**Aim**:
Count how many lines contain the word "constraints". Please give only the number.

**Supplied records**:
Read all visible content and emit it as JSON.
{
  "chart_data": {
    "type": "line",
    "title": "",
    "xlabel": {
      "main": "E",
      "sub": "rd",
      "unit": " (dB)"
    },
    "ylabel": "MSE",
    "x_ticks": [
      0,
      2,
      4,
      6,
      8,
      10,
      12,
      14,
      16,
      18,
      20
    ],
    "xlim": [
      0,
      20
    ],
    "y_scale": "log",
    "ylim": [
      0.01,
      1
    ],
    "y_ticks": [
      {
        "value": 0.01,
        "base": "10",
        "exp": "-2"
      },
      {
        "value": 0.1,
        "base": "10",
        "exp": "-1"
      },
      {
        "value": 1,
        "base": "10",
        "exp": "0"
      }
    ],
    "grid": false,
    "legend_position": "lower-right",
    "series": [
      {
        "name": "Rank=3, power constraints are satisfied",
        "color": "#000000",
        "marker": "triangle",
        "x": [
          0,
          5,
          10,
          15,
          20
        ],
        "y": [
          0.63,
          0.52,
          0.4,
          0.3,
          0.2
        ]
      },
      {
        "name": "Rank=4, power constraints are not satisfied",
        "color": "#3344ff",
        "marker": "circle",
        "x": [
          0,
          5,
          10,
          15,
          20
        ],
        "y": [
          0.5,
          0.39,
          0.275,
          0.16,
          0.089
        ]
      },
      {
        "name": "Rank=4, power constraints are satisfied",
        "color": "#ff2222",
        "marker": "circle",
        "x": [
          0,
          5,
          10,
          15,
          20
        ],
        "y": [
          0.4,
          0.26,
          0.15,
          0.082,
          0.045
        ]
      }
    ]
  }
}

**Solution to this exercise**:
3